◆ AIM
A faithful transcription of all the data is required.

◆ DATA
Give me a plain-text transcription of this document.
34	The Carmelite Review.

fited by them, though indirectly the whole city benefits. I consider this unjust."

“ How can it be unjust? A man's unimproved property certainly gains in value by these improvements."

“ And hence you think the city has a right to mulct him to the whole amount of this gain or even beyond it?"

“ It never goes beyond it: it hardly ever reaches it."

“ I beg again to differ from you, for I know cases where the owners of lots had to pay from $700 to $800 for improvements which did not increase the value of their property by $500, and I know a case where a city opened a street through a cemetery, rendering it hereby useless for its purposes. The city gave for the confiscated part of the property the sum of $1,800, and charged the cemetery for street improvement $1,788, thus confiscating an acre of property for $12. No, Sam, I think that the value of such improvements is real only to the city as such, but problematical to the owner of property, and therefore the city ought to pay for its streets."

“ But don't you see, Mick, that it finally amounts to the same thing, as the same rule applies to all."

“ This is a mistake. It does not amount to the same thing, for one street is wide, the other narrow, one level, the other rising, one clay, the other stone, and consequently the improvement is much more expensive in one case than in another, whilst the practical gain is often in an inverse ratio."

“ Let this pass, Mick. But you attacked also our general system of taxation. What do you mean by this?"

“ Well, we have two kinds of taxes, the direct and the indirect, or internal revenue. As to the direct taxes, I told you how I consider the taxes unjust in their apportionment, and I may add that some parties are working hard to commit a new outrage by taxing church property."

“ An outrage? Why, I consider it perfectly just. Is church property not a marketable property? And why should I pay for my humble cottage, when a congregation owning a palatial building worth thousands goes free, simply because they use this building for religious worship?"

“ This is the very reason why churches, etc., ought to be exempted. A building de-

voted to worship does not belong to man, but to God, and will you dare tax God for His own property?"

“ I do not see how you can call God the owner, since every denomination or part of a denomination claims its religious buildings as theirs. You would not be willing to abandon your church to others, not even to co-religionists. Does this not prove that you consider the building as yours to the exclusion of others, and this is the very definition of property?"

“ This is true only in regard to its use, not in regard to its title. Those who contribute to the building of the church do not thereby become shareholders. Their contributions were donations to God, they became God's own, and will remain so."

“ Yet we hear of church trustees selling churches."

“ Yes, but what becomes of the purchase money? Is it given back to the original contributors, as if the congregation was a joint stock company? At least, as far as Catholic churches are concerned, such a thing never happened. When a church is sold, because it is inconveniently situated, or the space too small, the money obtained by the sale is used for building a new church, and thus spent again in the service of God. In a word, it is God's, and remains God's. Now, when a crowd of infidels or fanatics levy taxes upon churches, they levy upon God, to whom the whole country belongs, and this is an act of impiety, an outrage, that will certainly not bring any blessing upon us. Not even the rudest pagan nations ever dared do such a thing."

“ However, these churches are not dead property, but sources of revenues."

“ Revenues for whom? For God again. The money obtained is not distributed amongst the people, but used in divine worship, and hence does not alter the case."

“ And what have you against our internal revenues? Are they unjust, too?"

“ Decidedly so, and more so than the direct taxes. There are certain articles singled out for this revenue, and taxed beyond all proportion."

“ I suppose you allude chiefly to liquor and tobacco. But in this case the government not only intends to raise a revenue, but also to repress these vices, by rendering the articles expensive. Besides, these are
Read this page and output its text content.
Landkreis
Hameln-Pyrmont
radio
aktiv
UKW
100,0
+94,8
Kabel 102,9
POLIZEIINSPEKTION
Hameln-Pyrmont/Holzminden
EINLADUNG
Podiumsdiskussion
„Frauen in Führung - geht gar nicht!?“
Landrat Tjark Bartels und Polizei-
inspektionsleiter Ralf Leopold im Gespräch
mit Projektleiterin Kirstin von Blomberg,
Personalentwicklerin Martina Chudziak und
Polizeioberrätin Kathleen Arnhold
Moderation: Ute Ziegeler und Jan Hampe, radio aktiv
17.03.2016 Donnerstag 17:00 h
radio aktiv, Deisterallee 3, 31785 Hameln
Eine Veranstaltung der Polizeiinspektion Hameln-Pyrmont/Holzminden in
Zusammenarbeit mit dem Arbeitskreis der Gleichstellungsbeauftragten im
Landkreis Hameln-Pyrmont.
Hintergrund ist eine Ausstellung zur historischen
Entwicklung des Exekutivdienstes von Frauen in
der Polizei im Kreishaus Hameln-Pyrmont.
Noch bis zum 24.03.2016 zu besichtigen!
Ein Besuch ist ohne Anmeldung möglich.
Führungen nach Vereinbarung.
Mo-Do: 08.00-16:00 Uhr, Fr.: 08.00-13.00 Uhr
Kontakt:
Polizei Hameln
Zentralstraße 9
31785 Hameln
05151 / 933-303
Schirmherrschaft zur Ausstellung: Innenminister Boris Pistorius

◆ TASK RESULT
Give me a plain-text transcription of this document.
34	The Carmelite Review.

fited by them, though indirectly the whole city benefits. I consider this unjust."

“ How can it be unjust? A man's unimproved property certainly gains in value by these improvements."

“ And hence you think the city has a right to mulct him to the whole amount of this gain or even beyond it?"

“ It never goes beyond it: it hardly ever reaches it."

“ I beg again to differ from you, for I know cases where the owners of lots had to pay from $700 to $800 for improvements which did not increase the value of their property by $500, and I know a case where a city opened a street through a cemetery, rendering it hereby useless for its purposes. The city gave for the confiscated part of the property the sum of $1,800, and charged the cemetery for street improvement $1,788, thus confiscating an acre of property for $12. No, Sam, I think that the value of such improvements is real only to the city as such, but problematical to the owner of property, and therefore the city ought to pay for its streets."

“ But don't you see, Mick, that it finally amounts to the same thing, as the same rule applies to all."

“ This is a mistake. It does not amount to the same thing, for one street is wide, the other narrow, one level, the other rising, one clay, the other stone, and consequently the improvement is much more expensive in one case than in another, whilst the practical gain is often in an inverse ratio."

“ Let this pass, Mick. But you attacked also our general system of taxation. What do you mean by this?"

“ Well, we have two kinds of taxes, the direct and the indirect, or internal revenue. As to the direct taxes, I told you how I consider the taxes unjust in their apportionment, and I may add that some parties are working hard to commit a new outrage by taxing church property."

“ An outrage? Why, I consider it perfectly just. Is church property not a marketable property? And why should I pay for my humble cottage, when a congregation owning a palatial building worth thousands goes free, simply because they use this building for religious worship?"

“ This is the very reason why churches, etc., ought to be exempted. A building de-

voted to worship does not belong to man, but to God, and will you dare tax God for His own property?"

“ I do not see how you can call God the owner, since every denomination or part of a denomination claims its religious buildings as theirs. You would not be willing to abandon your church to others, not even to co-religionists. Does this not prove that you consider the building as yours to the exclusion of others, and this is the very definition of property?"

“ This is true only in regard to its use, not in regard to its title. Those who contribute to the building of the church do not thereby become shareholders. Their contributions were donations to God, they became God's own, and will remain so."

“ Yet we hear of church trustees selling churches."

“ Yes, but what becomes of the purchase money? Is it given back to the original contributors, as if the congregation was a joint stock company? At least, as far as Catholic churches are concerned, such a thing never happened. When a church is sold, because it is inconveniently situated, or the space too small, the money obtained by the sale is used for building a new church, and thus spent again in the service of God. In a word, it is God's, and remains God's. Now, when a crowd of infidels or fanatics levy taxes upon churches, they levy upon God, to whom the whole country belongs, and this is an act of impiety, an outrage, that will certainly not bring any blessing upon us. Not even the rudest pagan nations ever dared do such a thing."

“ However, these churches are not dead property, but sources of revenues."

“ Revenues for whom? For God again. The money obtained is not distributed amongst the people, but used in divine worship, and hence does not alter the case."

“ And what have you against our internal revenues? Are they unjust, too?"

“ Decidedly so, and more so than the direct taxes. There are certain articles singled out for this revenue, and taxed beyond all proportion."

“ I suppose you allude chiefly to liquor and tobacco. But in this case the government not only intends to raise a revenue, but also to repress these vices, by rendering the articles expensive. Besides, these are
Read this page and output its text content.
Landkreis
Hameln-Pyrmont
radio
aktiv
UKW
100,0
+94,8
Kabel 102,9
POLIZEIINSPEKTION
Hameln-Pyrmont/Holzminden
EINLADUNG
Podiumsdiskussion
„Frauen in Führung - geht gar nicht!?“
Landrat Tjark Bartels und Polizei-
inspektionsleiter Ralf Leopold im Gespräch
mit Projektleiterin Kirstin von Blomberg,
Personalentwicklerin Martina Chudziak und
Polizeioberrätin Kathleen Arnhold
Moderation: Ute Ziegeler und Jan Hampe, radio aktiv
17.03.2016 Donnerstag 17:00 h
radio aktiv, Deisterallee 3, 31785 Hameln
Eine Veranstaltung der Polizeiinspektion Hameln-Pyrmont/Holzminden in
Zusammenarbeit mit dem Arbeitskreis der Gleichstellungsbeauftragten im
Landkreis Hameln-Pyrmont.
Hintergrund ist eine Ausstellung zur historischen
Entwicklung des Exekutivdienstes von Frauen in
der Polizei im Kreishaus Hameln-Pyrmont.
Noch bis zum 24.03.2016 zu besichtigen!
Ein Besuch ist ohne Anmeldung möglich.
Führungen nach Vereinbarung.
Mo-Do: 08.00-16:00 Uhr, Fr.: 08.00-13.00 Uhr
Kontakt:
Polizei Hameln
Zentralstraße 9
31785 Hameln
05151 / 933-303
Schirmherrschaft zur Ausstellung: Innenminister Boris Pistorius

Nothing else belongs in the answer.